Instructions to follow: Omit the pictures, then reproduce every remaining record exactly.

Dataset records:
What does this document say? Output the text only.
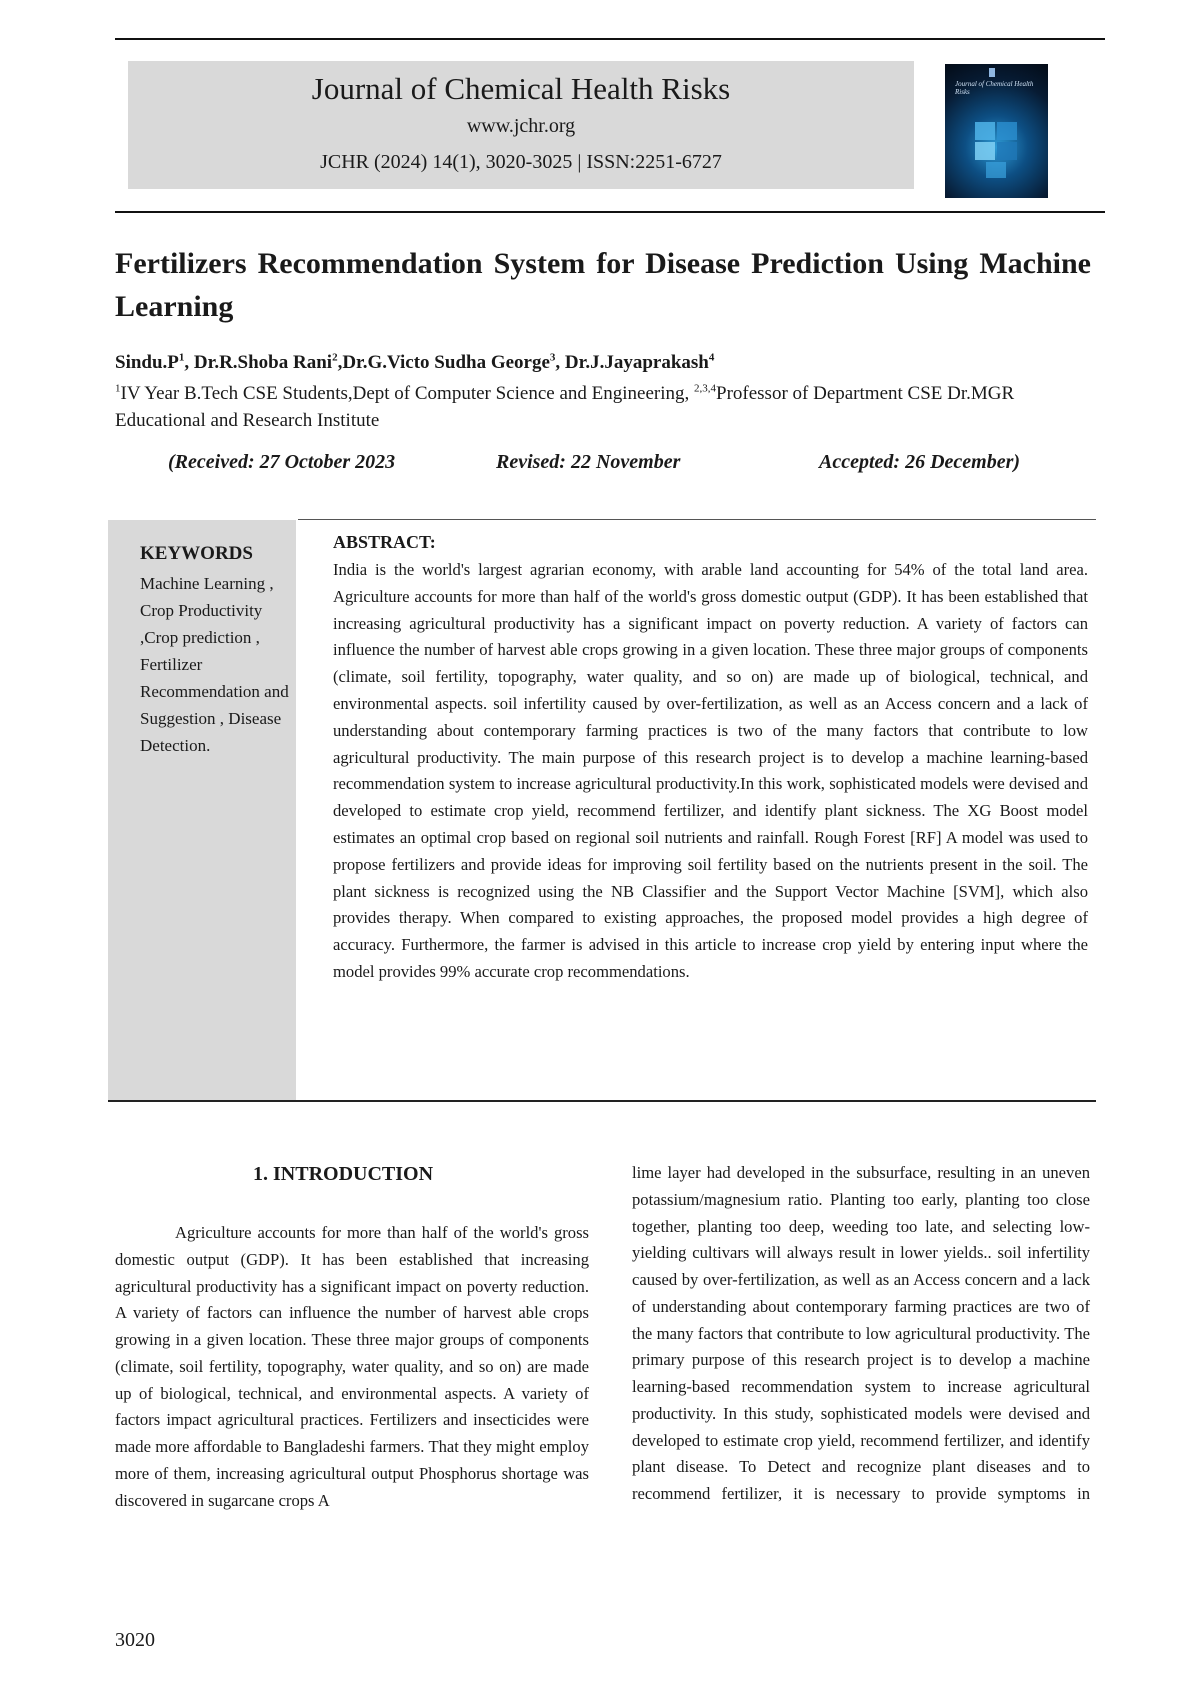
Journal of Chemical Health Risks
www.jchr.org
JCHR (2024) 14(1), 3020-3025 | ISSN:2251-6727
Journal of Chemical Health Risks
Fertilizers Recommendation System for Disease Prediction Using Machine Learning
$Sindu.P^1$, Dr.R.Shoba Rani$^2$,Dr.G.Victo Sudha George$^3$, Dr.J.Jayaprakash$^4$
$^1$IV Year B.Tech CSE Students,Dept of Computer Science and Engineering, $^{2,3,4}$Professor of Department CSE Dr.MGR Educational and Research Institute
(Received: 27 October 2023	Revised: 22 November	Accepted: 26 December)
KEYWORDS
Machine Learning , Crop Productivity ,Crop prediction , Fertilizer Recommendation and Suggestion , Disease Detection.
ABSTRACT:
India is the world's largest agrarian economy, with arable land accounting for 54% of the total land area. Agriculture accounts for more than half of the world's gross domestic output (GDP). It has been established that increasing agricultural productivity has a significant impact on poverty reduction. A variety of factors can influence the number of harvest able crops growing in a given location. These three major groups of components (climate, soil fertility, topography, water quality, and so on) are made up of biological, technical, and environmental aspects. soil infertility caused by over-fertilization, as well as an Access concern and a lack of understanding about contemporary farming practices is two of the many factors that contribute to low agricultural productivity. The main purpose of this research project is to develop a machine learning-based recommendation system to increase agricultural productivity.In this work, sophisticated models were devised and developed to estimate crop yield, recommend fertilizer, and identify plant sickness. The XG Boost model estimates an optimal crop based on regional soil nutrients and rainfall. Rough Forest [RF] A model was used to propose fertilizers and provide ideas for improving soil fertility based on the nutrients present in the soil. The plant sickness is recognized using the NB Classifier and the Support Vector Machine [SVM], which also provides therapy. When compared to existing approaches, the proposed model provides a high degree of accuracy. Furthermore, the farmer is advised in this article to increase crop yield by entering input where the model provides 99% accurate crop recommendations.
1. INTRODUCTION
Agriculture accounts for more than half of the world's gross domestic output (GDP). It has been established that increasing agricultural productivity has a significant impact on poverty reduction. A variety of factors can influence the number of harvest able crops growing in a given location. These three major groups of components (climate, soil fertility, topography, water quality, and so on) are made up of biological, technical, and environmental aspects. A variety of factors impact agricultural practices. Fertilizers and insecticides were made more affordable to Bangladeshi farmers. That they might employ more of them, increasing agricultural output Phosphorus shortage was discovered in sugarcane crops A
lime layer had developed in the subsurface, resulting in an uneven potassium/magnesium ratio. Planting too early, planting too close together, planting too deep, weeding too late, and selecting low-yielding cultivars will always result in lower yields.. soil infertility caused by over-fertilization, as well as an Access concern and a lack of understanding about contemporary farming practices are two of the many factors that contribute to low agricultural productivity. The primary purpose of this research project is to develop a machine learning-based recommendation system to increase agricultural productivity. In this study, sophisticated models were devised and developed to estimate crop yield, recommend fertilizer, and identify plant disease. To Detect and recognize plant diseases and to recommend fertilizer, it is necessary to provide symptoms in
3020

Answer:
What does this document say? Output the text only.
Journal of Chemical Health Risks
www.jchr.org
JCHR (2024) 14(1), 3020-3025 | ISSN:2251-6727
Journal of Chemical Health Risks
Fertilizers Recommendation System for Disease Prediction Using Machine Learning
$Sindu.P^1$, Dr.R.Shoba Rani$^2$,Dr.G.Victo Sudha George$^3$, Dr.J.Jayaprakash$^4$
$^1$IV Year B.Tech CSE Students,Dept of Computer Science and Engineering, $^{2,3,4}$Professor of Department CSE Dr.MGR Educational and Research Institute
(Received: 27 October 2023	Revised: 22 November	Accepted: 26 December)
KEYWORDS
Machine Learning , Crop Productivity ,Crop prediction , Fertilizer Recommendation and Suggestion , Disease Detection.
ABSTRACT:
India is the world's largest agrarian economy, with arable land accounting for 54% of the total land area. Agriculture accounts for more than half of the world's gross domestic output (GDP). It has been established that increasing agricultural productivity has a significant impact on poverty reduction. A variety of factors can influence the number of harvest able crops growing in a given location. These three major groups of components (climate, soil fertility, topography, water quality, and so on) are made up of biological, technical, and environmental aspects. soil infertility caused by over-fertilization, as well as an Access concern and a lack of understanding about contemporary farming practices is two of the many factors that contribute to low agricultural productivity. The main purpose of this research project is to develop a machine learning-based recommendation system to increase agricultural productivity.In this work, sophisticated models were devised and developed to estimate crop yield, recommend fertilizer, and identify plant sickness. The XG Boost model estimates an optimal crop based on regional soil nutrients and rainfall. Rough Forest [RF] A model was used to propose fertilizers and provide ideas for improving soil fertility based on the nutrients present in the soil. The plant sickness is recognized using the NB Classifier and the Support Vector Machine [SVM], which also provides therapy. When compared to existing approaches, the proposed model provides a high degree of accuracy. Furthermore, the farmer is advised in this article to increase crop yield by entering input where the model provides 99% accurate crop recommendations.
1. INTRODUCTION
Agriculture accounts for more than half of the world's gross domestic output (GDP). It has been established that increasing agricultural productivity has a significant impact on poverty reduction. A variety of factors can influence the number of harvest able crops growing in a given location. These three major groups of components (climate, soil fertility, topography, water quality, and so on) are made up of biological, technical, and environmental aspects. A variety of factors impact agricultural practices. Fertilizers and insecticides were made more affordable to Bangladeshi farmers. That they might employ more of them, increasing agricultural output Phosphorus shortage was discovered in sugarcane crops A
lime layer had developed in the subsurface, resulting in an uneven potassium/magnesium ratio. Planting too early, planting too close together, planting too deep, weeding too late, and selecting low-yielding cultivars will always result in lower yields.. soil infertility caused by over-fertilization, as well as an Access concern and a lack of understanding about contemporary farming practices are two of the many factors that contribute to low agricultural productivity. The primary purpose of this research project is to develop a machine learning-based recommendation system to increase agricultural productivity. In this study, sophisticated models were devised and developed to estimate crop yield, recommend fertilizer, and identify plant disease. To Detect and recognize plant diseases and to recommend fertilizer, it is necessary to provide symptoms in
3020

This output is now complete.